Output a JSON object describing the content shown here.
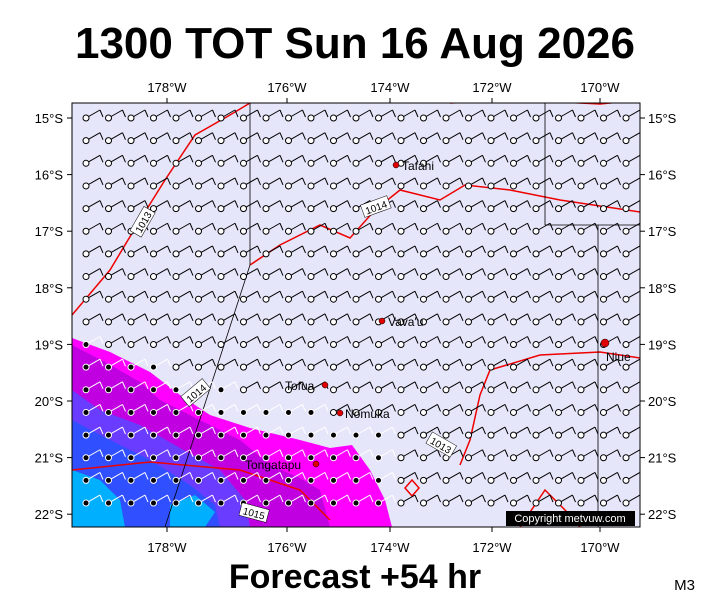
{
  "header": {
    "title": "1300 TOT Sun 16 Aug 2026"
  },
  "footer": {
    "forecast": "Forecast +54 hr",
    "code": "M3"
  },
  "axes": {
    "longitudes": [
      "178°W",
      "176°W",
      "174°W",
      "172°W",
      "170°W"
    ],
    "latitudes": [
      "15°S",
      "16°S",
      "17°S",
      "18°S",
      "19°S",
      "20°S",
      "21°S",
      "22°S"
    ]
  },
  "places": [
    "Tafahi",
    "Vava'u",
    "Niue",
    "Tofua",
    "Nomuka",
    "Tongatapu"
  ],
  "isobar_labels": [
    "1013",
    "1014",
    "1014",
    "1013",
    "1015"
  ],
  "copyright": "Copyright metvuw.com"
}
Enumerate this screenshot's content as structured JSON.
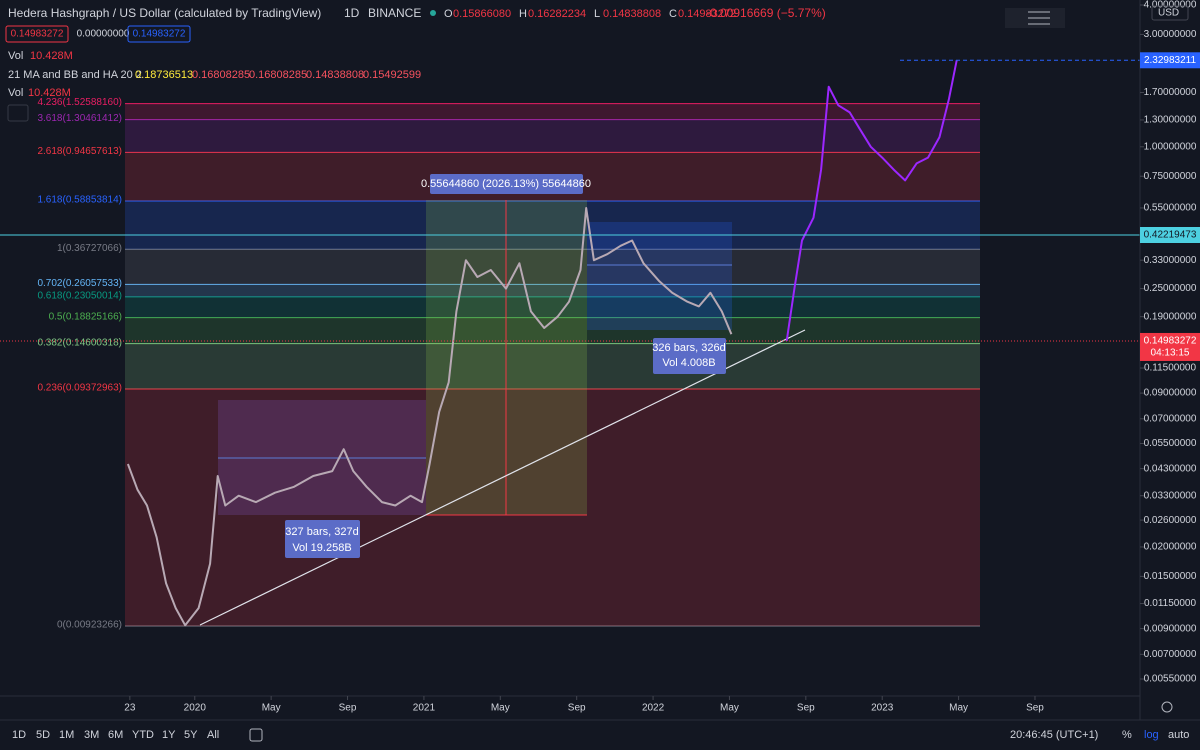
================
### Stated goal
Write out the whole listing again, exactly, with no pictures.

### Response to this exercise
Output a JSON object describing the content shown here.
{
  "header": {
    "title": "1300 TOT Sun 16 Aug 2026"
  },
  "footer": {
    "forecast": "Forecast +54 hr",
    "code": "M3"
  },
  "axes": {
    "longitudes": [
      "178°W",
      "176°W",
      "174°W",
      "172°W",
      "170°W"
    ],
    "latitudes": [
      "15°S",
      "16°S",
      "17°S",
      "18°S",
      "19°S",
      "20°S",
      "21°S",
      "22°S"
    ]
  },
  "places": [
    "Tafahi",
    "Vava'u",
    "Niue",
    "Tofua",
    "Nomuka",
    "Tongatapu"
  ],
  "isobar_labels": [
    "1013",
    "1014",
    "1014",
    "1013",
    "1015"
  ],
  "copyright": "Copyright metvuw.com"
}
Enumerate this screenshot's content as structured JSON.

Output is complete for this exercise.